** Start Data shown **

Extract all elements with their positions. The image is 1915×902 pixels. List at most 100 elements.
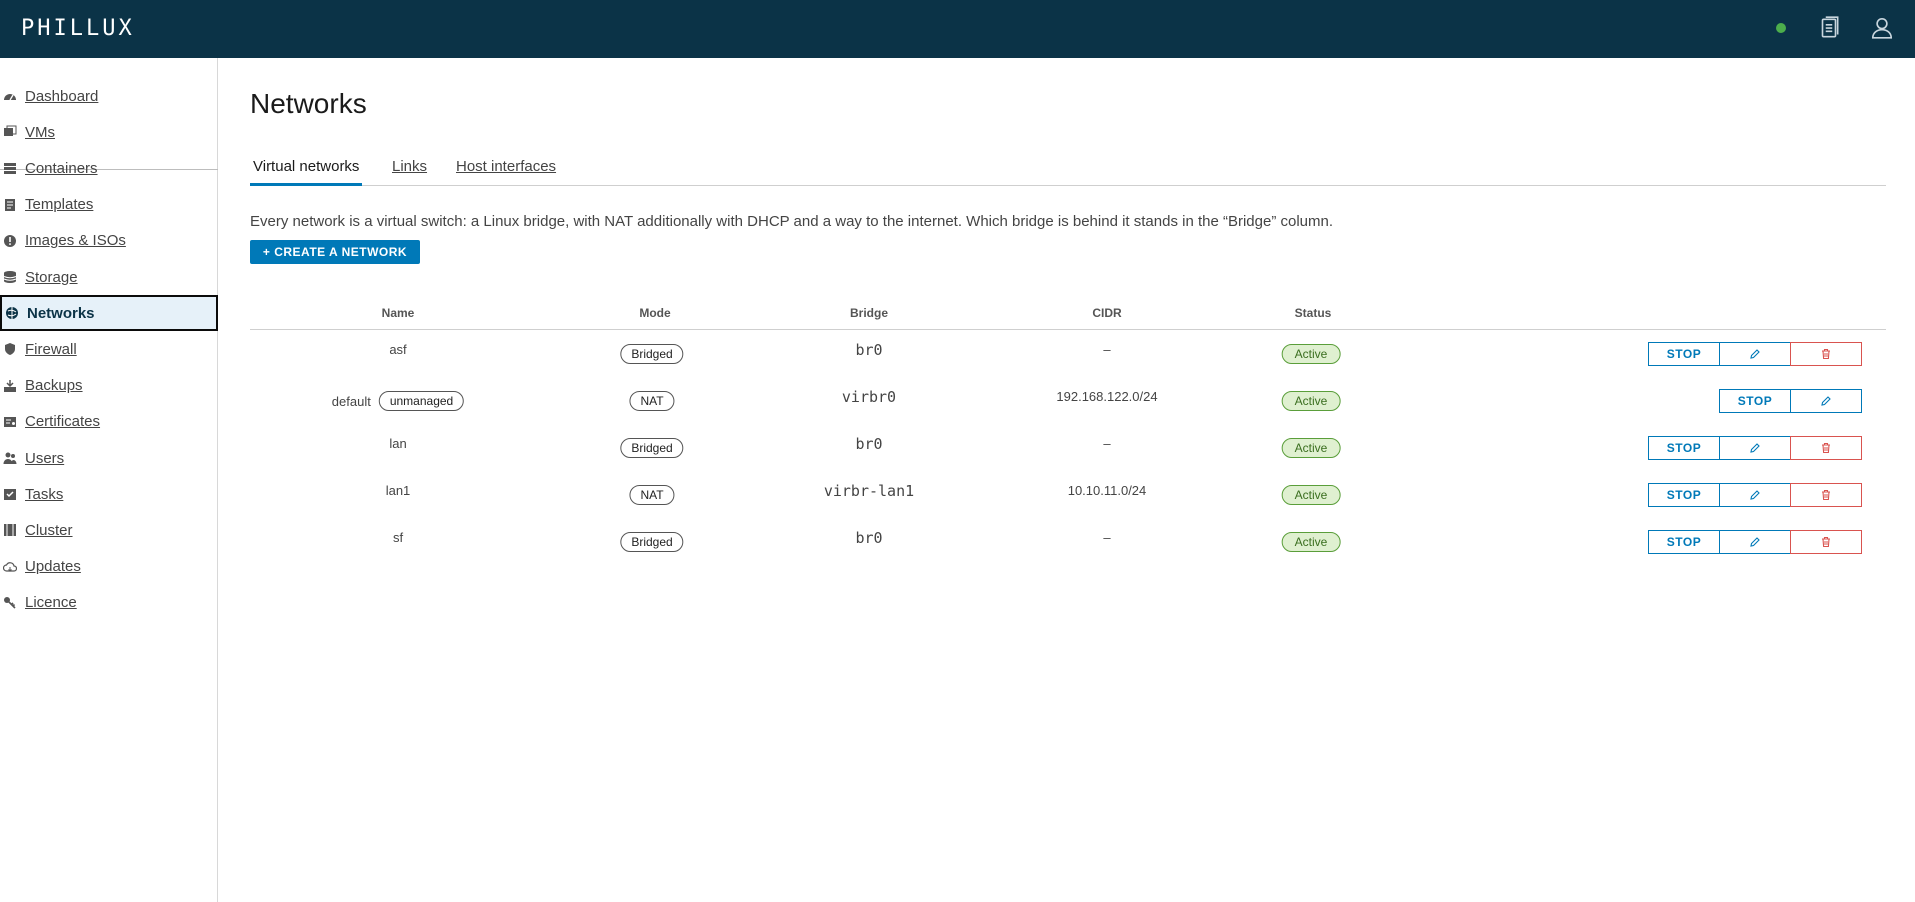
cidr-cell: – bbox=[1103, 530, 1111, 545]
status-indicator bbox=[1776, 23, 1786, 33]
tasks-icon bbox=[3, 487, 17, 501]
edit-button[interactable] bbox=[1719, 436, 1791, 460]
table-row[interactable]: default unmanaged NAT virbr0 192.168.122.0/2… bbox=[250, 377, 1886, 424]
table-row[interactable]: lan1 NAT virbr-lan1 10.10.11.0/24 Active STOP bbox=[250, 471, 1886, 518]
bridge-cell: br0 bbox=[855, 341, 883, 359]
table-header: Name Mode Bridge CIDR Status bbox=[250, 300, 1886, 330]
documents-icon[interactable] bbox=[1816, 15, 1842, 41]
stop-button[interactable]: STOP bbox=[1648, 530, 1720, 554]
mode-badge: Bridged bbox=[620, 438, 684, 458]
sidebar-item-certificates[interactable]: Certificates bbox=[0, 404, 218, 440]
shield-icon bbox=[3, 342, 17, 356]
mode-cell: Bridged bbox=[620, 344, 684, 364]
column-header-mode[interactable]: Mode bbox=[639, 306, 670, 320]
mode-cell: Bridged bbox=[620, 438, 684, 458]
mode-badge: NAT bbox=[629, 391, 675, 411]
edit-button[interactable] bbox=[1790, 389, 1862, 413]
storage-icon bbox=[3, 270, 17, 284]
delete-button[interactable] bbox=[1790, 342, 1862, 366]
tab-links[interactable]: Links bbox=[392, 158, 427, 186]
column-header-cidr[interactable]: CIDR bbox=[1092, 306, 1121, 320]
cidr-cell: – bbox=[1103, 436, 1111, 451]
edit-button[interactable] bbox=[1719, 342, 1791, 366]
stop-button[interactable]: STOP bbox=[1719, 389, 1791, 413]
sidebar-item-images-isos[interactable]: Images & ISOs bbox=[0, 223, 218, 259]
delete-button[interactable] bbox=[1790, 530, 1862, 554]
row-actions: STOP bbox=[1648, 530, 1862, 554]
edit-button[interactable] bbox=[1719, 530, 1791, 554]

** End Data shown **

## Task to complete
Render every line of the material above as a Markdown table with the columns "Row" and "Line": the first holds a row number and the second holds the line. Omit blank lines and leave the pictures out.

## Exercise response
| Row | Line |
|---|---|
| 1 | Extract all elements with their positions. The image is 1915×902 pixels. List at most 100 elements. |
| 2 | cidr-cell: – bbox=[1103, 530, 1111, 545] |
| 3 | status-indicator bbox=[1776, 23, 1786, 33] |
| 4 | tasks-icon bbox=[3, 487, 17, 501] |
| 5 | edit-button[interactable] bbox=[1719, 436, 1791, 460] |
| 6 | table-row[interactable]: default unmanaged NAT virbr0 192.168.122.0/2… bbox=[250, 377, 1886, 424] |
| 7 | table-row[interactable]: lan1 NAT virbr-lan1 10.10.11.0/24 Active STOP bbox=[250, 471, 1886, 518] |
| 8 | bridge-cell: br0 bbox=[855, 341, 883, 359] |
| 9 | table-header: Name Mode Bridge CIDR Status bbox=[250, 300, 1886, 330] |
| 10 | documents-icon[interactable] bbox=[1816, 15, 1842, 41] |
| 11 | stop-button[interactable]: STOP bbox=[1648, 530, 1720, 554] |
| 12 | mode-badge: Bridged bbox=[620, 438, 684, 458] |
| 13 | sidebar-item-certificates[interactable]: Certificates bbox=[0, 404, 218, 440] |
| 14 | shield-icon bbox=[3, 342, 17, 356] |
| 15 | mode-cell: Bridged bbox=[620, 344, 684, 364] |
| 16 | column-header-mode[interactable]: Mode bbox=[639, 306, 670, 320] |
| 17 | mode-cell: Bridged bbox=[620, 438, 684, 458] |
| 18 | mode-badge: NAT bbox=[629, 391, 675, 411] |
| 19 | edit-button[interactable] bbox=[1790, 389, 1862, 413] |
| 20 | storage-icon bbox=[3, 270, 17, 284] |
| 21 | delete-button[interactable] bbox=[1790, 342, 1862, 366] |
| 22 | tab-links[interactable]: Links bbox=[392, 158, 427, 186] |
| 23 | column-header-cidr[interactable]: CIDR bbox=[1092, 306, 1121, 320] |
| 24 | cidr-cell: – bbox=[1103, 436, 1111, 451] |
| 25 | edit-button[interactable] bbox=[1719, 342, 1791, 366] |
| 26 | stop-button[interactable]: STOP bbox=[1719, 389, 1791, 413] |
| 27 | sidebar-item-images-isos[interactable]: Images & ISOs bbox=[0, 223, 218, 259] |
| 28 | delete-button[interactable] bbox=[1790, 530, 1862, 554] |
| 29 | row-actions: STOP bbox=[1648, 530, 1862, 554] |
| 30 | edit-button[interactable] bbox=[1719, 530, 1791, 554] |